### Stated goal
Find every line of the listing below where "fuerant" appears, and copy it.

### Entries provided
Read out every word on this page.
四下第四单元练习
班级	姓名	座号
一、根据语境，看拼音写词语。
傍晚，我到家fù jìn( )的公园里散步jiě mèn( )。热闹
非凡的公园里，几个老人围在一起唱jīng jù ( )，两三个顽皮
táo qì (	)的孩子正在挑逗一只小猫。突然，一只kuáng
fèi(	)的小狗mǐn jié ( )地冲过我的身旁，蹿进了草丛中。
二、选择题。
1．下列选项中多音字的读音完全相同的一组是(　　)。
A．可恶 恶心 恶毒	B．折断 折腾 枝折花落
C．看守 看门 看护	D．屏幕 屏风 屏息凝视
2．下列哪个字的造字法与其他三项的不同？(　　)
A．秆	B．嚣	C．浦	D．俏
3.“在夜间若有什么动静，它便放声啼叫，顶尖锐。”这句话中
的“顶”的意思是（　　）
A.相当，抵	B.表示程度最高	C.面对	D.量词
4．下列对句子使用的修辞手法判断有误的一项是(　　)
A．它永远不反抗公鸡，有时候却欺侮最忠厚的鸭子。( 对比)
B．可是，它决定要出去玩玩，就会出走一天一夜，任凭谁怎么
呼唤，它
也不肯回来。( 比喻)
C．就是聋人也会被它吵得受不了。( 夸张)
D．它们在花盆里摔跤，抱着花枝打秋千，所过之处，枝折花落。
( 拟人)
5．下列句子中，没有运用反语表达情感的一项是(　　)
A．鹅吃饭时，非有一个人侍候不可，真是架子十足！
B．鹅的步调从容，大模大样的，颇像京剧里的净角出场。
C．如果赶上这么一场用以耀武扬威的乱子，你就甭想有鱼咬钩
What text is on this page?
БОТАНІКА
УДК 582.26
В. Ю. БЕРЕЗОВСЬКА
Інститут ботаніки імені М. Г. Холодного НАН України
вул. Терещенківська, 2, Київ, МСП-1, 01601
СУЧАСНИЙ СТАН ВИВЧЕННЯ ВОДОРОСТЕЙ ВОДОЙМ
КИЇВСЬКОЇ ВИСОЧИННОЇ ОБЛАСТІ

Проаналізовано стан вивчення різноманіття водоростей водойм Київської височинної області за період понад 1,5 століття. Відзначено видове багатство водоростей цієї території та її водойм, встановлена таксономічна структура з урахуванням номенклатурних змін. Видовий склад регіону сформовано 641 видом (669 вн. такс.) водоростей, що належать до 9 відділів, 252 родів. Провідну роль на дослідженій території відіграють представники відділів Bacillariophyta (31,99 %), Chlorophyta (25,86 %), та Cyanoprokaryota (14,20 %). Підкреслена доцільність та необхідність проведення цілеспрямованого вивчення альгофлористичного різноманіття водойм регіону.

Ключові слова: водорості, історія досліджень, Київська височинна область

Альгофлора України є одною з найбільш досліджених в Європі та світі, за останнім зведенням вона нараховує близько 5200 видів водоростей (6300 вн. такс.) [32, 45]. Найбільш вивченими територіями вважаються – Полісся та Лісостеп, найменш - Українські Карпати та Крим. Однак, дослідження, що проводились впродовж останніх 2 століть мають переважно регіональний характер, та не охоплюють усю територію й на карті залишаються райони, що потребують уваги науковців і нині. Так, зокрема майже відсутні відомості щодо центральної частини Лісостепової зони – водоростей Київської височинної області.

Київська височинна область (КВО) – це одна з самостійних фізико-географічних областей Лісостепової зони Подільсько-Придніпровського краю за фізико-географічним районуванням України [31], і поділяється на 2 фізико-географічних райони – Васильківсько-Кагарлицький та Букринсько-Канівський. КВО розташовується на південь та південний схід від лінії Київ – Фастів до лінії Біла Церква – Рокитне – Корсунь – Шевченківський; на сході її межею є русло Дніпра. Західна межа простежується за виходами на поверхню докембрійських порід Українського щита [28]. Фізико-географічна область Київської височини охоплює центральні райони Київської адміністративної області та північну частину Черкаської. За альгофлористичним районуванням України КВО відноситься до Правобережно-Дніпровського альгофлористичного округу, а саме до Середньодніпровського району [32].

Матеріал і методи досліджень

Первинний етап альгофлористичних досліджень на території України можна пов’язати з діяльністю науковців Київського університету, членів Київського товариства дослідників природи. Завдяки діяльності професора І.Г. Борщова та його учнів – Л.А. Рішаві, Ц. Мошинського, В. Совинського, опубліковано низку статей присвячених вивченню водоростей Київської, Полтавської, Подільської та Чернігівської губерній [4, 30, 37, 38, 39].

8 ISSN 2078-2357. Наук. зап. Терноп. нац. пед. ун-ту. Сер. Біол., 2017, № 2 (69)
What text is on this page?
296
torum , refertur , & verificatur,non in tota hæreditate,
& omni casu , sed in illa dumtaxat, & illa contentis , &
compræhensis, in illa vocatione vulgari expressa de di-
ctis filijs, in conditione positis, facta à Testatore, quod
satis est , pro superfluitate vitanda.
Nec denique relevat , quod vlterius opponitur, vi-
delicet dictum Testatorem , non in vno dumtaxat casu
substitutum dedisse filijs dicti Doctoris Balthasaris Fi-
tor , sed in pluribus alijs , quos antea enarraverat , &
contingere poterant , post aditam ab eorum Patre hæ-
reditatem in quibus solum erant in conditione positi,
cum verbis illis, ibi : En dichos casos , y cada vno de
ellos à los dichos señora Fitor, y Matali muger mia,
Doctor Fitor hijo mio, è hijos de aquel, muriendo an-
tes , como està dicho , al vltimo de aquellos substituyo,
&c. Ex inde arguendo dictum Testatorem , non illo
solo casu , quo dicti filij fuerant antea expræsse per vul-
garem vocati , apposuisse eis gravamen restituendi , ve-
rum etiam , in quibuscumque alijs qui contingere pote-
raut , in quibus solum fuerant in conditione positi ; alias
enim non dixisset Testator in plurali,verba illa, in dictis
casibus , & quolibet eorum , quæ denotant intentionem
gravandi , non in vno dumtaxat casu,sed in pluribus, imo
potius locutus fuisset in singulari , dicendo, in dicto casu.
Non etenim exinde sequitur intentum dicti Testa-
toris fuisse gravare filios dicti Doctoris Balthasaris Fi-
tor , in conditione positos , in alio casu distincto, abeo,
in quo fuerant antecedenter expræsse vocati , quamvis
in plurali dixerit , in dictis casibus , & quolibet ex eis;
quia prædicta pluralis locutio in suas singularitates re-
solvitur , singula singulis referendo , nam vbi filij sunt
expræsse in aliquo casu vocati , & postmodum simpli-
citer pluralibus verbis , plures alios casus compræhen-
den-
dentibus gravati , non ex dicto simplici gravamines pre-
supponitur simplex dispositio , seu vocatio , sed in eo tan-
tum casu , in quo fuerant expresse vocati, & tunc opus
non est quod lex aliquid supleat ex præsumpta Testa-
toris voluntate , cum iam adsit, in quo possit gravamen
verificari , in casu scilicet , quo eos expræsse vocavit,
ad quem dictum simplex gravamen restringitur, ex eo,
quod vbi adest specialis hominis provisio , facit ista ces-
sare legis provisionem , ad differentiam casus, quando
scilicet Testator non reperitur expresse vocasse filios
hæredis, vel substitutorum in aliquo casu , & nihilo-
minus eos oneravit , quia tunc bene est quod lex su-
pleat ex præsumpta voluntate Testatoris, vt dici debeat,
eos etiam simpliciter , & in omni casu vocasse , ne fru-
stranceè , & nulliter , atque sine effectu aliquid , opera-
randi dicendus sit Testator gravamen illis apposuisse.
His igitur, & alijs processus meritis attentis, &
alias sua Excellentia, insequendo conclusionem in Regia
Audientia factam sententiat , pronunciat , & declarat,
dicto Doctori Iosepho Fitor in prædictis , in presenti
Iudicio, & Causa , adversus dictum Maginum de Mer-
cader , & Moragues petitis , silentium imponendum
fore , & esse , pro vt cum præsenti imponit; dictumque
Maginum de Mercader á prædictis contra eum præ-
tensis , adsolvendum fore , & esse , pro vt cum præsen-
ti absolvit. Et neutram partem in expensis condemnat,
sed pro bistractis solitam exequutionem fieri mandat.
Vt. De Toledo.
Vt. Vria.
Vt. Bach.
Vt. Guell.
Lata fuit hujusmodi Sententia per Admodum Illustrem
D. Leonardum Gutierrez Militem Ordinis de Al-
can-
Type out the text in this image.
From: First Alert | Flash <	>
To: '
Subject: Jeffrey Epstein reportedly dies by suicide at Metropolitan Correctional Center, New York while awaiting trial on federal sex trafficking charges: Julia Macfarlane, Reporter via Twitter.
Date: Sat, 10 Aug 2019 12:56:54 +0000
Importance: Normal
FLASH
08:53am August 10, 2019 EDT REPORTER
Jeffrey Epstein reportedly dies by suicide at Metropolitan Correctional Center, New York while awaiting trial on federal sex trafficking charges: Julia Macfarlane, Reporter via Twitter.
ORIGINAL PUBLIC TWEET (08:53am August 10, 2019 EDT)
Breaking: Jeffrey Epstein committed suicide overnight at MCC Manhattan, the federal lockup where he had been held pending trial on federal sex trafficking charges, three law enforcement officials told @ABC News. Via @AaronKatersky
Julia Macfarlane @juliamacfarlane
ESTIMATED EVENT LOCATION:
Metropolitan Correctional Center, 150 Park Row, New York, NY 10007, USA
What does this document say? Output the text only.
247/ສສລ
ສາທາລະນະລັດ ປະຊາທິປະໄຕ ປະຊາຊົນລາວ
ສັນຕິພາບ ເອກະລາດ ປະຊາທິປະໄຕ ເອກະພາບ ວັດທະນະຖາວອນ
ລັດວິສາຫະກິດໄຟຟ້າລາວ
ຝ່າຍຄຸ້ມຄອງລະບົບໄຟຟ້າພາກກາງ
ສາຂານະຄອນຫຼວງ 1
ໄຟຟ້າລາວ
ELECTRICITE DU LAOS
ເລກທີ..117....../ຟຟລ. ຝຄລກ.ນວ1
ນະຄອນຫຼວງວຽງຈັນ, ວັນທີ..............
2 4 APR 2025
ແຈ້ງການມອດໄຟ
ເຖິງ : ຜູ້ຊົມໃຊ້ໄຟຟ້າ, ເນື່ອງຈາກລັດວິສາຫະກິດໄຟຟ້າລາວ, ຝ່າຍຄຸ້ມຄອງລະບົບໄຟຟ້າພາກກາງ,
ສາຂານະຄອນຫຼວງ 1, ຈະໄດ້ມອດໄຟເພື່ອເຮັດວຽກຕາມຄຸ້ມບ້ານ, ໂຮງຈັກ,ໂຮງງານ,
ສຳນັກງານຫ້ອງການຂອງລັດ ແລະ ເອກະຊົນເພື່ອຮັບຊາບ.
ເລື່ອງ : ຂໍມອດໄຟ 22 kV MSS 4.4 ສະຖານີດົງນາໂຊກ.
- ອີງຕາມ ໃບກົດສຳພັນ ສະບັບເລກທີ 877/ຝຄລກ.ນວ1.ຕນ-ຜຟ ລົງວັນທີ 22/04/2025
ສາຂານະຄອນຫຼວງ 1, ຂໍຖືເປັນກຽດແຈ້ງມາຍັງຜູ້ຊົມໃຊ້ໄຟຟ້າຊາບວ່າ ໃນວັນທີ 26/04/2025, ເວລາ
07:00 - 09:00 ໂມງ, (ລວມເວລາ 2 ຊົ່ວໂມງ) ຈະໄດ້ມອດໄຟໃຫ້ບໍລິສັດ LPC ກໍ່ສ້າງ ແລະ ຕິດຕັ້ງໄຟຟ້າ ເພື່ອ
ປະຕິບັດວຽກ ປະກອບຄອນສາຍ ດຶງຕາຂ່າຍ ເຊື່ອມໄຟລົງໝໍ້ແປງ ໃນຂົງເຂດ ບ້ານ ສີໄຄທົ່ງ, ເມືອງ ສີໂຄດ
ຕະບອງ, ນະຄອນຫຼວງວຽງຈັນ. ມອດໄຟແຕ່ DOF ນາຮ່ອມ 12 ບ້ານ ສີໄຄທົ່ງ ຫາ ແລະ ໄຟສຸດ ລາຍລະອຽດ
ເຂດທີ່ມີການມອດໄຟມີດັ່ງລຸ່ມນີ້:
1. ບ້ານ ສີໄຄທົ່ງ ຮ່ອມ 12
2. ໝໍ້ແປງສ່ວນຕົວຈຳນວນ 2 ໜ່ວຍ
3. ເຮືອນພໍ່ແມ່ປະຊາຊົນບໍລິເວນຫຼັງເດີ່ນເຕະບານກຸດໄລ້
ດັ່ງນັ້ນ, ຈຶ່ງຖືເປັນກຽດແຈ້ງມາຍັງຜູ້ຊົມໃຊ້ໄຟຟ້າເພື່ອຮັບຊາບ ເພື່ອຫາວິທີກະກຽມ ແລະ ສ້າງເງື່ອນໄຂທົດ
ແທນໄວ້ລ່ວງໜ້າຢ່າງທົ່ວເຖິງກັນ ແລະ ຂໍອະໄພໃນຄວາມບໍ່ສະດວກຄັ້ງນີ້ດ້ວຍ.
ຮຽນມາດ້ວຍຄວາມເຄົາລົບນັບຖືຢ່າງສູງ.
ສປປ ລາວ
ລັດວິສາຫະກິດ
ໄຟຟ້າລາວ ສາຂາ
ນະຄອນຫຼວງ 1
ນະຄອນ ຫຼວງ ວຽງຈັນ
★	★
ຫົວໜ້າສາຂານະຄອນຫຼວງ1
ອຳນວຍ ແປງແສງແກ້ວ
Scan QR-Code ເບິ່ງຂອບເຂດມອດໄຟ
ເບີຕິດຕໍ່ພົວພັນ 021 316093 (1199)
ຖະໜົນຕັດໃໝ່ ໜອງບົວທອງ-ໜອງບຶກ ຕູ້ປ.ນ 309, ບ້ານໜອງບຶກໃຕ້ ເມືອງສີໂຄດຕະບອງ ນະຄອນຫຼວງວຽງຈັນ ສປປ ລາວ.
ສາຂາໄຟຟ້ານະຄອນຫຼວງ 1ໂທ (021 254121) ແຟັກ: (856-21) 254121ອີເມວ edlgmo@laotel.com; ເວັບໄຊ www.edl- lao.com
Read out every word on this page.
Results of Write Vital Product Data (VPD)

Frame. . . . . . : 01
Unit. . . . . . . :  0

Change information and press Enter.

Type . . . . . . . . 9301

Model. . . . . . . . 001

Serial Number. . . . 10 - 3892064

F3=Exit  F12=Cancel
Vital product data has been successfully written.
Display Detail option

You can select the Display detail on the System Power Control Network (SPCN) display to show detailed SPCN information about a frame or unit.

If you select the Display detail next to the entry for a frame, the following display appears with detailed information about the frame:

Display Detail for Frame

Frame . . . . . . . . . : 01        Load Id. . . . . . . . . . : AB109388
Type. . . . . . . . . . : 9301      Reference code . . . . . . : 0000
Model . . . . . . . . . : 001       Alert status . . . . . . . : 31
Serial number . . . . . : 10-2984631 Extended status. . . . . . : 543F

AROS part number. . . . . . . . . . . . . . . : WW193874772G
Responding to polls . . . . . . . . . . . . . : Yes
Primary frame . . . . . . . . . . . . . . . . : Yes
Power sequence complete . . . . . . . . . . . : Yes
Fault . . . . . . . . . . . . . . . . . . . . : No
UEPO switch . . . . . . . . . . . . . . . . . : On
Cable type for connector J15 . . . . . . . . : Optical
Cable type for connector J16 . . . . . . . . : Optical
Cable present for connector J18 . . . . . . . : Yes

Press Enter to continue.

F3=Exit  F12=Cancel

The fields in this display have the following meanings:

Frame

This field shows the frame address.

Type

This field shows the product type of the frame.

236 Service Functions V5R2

### Exercise answer
solo casu , quo dicti filij fuerant antea expræsse per vul-
raut , in quibus solum fuerant in conditione positi ; alias
in quo fuerant antecedenter expræsse vocati , quamvis
tum casu , in quo fuerant expresse vocati, & tunc opus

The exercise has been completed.